Saved entries:
+ + + + +

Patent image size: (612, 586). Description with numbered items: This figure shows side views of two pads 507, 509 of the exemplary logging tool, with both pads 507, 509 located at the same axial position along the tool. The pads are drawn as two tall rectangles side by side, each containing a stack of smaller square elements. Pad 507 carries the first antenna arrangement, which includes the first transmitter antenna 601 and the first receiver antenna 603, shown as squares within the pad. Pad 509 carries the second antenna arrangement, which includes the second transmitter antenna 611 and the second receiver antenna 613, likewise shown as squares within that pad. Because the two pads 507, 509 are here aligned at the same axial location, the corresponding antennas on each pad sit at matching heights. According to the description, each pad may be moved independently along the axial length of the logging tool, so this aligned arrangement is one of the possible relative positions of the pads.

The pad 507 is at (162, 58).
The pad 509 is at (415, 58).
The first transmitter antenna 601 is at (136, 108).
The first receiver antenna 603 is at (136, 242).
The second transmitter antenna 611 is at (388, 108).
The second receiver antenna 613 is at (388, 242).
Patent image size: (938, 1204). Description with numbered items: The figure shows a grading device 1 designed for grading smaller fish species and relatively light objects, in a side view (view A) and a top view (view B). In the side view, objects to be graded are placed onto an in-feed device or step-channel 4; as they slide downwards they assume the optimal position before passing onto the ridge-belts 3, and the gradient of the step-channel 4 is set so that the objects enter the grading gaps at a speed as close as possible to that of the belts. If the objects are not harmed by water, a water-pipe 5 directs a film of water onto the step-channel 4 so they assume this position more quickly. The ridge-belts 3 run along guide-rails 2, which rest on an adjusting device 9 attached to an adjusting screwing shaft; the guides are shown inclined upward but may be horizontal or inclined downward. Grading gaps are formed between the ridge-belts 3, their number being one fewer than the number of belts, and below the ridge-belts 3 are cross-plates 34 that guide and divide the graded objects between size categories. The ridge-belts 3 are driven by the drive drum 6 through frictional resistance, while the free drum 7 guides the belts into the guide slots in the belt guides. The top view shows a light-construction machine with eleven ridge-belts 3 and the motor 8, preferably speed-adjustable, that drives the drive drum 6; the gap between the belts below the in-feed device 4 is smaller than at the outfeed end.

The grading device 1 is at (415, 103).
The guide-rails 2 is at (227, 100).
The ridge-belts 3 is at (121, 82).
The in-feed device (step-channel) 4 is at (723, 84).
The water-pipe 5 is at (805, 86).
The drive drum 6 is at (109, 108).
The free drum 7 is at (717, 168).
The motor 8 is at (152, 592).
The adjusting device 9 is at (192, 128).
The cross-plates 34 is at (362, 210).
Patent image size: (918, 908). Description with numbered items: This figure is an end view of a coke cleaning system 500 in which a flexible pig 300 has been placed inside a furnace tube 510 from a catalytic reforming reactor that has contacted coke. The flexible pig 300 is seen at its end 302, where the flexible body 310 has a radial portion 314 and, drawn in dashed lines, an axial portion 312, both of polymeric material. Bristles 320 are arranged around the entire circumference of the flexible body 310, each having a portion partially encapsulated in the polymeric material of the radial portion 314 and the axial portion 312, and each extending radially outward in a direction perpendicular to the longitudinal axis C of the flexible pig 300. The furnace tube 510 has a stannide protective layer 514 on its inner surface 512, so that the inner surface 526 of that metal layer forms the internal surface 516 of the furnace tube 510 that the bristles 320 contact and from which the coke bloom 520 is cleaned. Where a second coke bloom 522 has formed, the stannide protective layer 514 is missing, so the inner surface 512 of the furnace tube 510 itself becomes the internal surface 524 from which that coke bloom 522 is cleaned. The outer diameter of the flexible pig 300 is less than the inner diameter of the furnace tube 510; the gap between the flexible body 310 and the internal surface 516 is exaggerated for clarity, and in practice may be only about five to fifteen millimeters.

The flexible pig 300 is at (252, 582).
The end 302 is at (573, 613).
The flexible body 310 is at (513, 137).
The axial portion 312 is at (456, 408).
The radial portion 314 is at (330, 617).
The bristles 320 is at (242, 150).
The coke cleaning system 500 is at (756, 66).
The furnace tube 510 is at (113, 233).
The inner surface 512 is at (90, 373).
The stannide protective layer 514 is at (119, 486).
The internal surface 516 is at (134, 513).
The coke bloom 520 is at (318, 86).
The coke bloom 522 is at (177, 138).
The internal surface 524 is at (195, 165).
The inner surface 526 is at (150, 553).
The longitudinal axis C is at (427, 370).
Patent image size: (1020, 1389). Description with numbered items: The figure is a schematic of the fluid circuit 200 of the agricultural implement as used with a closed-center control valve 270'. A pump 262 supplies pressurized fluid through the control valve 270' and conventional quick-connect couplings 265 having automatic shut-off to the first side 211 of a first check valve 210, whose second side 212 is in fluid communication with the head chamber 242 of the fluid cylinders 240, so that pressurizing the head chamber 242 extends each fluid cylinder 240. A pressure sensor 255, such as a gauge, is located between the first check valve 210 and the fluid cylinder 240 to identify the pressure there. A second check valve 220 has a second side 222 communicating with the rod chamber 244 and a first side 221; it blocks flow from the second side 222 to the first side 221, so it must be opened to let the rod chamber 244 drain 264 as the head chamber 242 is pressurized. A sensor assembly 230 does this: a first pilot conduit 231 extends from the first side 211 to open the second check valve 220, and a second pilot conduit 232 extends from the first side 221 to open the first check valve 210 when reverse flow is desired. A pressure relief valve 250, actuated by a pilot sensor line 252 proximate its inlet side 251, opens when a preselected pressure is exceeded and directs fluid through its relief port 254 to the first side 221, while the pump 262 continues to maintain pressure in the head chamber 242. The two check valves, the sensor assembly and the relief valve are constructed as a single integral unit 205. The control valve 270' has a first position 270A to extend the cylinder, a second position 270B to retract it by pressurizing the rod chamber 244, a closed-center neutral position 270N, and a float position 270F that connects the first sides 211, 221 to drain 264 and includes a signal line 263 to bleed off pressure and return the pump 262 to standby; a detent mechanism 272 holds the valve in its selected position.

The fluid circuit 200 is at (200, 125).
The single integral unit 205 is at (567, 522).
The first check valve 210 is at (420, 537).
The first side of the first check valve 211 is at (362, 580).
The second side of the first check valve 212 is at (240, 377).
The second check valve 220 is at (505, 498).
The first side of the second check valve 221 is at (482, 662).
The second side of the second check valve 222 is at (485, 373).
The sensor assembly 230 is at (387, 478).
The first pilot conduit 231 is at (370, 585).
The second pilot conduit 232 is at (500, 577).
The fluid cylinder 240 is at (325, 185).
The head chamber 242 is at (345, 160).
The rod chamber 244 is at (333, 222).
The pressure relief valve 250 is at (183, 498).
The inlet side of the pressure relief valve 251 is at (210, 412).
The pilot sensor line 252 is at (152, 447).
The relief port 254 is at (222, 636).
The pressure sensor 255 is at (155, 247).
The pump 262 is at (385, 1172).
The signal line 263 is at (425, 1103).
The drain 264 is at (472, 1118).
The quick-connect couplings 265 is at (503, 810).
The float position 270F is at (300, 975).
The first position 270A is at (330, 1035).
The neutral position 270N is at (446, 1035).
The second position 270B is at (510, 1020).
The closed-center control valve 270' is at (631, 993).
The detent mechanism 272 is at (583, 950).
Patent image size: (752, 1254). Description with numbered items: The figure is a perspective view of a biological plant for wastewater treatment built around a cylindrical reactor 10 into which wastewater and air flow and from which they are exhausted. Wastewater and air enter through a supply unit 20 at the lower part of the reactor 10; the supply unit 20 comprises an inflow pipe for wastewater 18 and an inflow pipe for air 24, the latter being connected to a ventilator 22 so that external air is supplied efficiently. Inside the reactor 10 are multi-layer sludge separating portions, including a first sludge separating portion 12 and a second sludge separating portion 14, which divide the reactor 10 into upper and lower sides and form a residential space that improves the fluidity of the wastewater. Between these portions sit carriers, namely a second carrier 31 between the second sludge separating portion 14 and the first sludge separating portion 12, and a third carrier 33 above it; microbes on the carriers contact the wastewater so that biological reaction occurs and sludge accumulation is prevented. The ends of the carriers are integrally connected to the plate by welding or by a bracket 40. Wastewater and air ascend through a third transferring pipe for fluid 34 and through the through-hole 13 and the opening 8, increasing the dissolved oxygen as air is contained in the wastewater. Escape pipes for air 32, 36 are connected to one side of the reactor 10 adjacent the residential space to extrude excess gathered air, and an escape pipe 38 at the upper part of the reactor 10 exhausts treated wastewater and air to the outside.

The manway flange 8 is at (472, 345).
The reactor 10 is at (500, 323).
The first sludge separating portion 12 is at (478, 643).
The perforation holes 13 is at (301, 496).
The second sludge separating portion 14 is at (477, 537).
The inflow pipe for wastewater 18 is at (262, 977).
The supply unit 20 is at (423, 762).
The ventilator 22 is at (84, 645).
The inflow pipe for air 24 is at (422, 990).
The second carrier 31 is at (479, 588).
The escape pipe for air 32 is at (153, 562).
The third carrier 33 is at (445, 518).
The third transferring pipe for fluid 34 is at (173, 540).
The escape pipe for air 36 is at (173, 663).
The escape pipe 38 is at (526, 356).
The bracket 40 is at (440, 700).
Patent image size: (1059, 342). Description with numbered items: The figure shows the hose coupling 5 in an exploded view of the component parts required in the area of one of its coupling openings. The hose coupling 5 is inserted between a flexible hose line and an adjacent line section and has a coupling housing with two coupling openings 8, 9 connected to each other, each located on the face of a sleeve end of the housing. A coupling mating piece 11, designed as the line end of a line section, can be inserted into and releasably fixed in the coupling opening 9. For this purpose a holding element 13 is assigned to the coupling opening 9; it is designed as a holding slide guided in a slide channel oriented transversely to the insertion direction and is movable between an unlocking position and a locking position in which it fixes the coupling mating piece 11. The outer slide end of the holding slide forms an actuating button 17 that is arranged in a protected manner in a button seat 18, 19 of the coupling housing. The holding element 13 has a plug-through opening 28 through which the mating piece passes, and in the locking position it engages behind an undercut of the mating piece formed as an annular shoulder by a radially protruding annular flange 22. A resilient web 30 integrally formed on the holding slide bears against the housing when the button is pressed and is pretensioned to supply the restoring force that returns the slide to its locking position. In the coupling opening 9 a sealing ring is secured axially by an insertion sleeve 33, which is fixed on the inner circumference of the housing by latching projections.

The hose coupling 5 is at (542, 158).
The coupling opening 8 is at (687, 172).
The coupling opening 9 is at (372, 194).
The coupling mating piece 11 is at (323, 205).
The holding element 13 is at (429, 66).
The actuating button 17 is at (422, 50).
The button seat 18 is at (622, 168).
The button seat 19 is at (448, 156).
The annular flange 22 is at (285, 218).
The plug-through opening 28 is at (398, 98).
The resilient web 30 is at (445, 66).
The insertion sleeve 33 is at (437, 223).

+ + + + +

Convert the listing into a numbered list, dropping blank lines, starting with the line containing "Patent image size: (938, 1204)." and going on through the line containing "The cross-plates 34 is at (362, 210).".

1. Patent image size: (938, 1204). Description with numbered items: The figure shows a grading device 1 designed for grading smaller fish species and relatively light objects, in a side view (view A) and a top view (view B). In the side view, objects to be graded are placed onto an in-feed device or step-channel 4; as they slide downwards they assume the optimal position before passing onto the ridge-belts 3, and the gradient of the step-channel 4 is set so that the objects enter the grading gaps at a speed as close as possible to that of the belts. If the objects are not harmed by water, a water-pipe 5 directs a film of water onto the step-channel 4 so they assume this position more quickly. The ridge-belts 3 run along guide-rails 2, which rest on an adjusting device 9 attached to an adjusting screwing shaft; the guides are shown inclined upward but may be horizontal or inclined downward. Grading gaps are formed between the ridge-belts 3, their number being one fewer than the number of belts, and below the ridge-belts 3 are cross-plates 34 that guide and divide the graded objects between size categories. The ridge-belts 3 are driven by the drive drum 6 through frictional resistance, while the free drum 7 guides the belts into the guide slots in the belt guides. The top view shows a light-construction machine with eleven ridge-belts 3 and the motor 8, preferably speed-adjustable, that drives the drive drum 6; the gap between the belts below the in-feed device 4 is smaller than at the outfeed end.
2. The grading device 1 is at (415, 103).
3. The guide-rails 2 is at (227, 100).
4. The ridge-belts 3 is at (121, 82).
5. The in-feed device (step-channel) 4 is at (723, 84).
6. The water-pipe 5 is at (805, 86).
7. The drive drum 6 is at (109, 108).
8. The free drum 7 is at (717, 168).
9. The motor 8 is at (152, 592).
10. The adjusting device 9 is at (192, 128).
11. The cross-plates 34 is at (362, 210).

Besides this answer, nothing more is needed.